Exercise details:
Count the lines below that include the word "Market" and write that number alone.

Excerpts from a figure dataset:
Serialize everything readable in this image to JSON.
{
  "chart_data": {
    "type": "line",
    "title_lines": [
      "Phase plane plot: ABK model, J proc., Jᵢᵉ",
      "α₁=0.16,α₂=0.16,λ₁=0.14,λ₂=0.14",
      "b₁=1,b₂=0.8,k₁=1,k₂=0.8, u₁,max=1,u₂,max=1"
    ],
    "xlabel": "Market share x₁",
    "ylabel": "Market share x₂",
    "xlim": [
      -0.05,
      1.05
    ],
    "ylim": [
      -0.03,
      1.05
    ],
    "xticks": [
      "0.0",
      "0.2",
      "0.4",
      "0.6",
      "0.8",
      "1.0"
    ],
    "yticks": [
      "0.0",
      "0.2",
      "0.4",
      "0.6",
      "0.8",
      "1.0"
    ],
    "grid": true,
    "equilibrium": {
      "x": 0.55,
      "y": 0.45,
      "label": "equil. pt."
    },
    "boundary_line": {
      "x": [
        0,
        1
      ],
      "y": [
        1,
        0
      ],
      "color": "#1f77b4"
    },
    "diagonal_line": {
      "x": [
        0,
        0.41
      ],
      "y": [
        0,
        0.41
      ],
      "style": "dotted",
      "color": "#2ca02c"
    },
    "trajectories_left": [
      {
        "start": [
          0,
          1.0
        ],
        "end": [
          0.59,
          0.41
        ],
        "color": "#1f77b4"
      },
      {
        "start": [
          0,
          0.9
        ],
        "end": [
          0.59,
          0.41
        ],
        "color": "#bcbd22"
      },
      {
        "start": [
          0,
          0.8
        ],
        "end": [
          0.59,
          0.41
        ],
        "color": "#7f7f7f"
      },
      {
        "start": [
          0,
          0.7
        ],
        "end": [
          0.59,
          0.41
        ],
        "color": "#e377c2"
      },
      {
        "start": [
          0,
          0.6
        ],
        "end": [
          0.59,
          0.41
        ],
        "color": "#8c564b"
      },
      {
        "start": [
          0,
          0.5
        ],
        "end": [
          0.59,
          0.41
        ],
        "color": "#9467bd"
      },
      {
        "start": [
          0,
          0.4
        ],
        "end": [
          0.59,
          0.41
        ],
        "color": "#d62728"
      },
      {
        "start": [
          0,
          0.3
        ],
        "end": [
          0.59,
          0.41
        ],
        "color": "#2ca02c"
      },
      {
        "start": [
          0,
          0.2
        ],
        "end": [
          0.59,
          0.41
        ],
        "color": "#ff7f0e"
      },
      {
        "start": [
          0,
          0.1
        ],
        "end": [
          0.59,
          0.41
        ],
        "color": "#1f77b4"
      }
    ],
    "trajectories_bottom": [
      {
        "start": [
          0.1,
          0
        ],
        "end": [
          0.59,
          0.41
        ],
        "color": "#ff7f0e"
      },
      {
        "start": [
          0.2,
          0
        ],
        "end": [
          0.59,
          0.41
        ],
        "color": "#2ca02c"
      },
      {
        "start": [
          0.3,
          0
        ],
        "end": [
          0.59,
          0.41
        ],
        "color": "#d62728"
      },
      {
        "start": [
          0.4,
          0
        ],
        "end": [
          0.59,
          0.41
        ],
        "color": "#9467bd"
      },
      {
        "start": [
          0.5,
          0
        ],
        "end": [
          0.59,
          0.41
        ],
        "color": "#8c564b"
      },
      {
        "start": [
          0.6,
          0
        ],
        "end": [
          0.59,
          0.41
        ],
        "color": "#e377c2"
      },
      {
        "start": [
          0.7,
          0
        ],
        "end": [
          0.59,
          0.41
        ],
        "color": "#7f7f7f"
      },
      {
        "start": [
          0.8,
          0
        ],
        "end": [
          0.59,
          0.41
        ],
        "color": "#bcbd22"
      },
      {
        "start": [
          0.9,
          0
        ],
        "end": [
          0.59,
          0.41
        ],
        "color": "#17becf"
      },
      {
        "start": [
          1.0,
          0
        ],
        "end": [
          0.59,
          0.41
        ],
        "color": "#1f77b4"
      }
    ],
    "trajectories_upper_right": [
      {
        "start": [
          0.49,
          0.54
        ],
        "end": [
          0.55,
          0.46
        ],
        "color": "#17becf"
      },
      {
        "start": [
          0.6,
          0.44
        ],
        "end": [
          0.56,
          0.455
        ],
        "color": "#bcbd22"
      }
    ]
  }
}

Answer:
2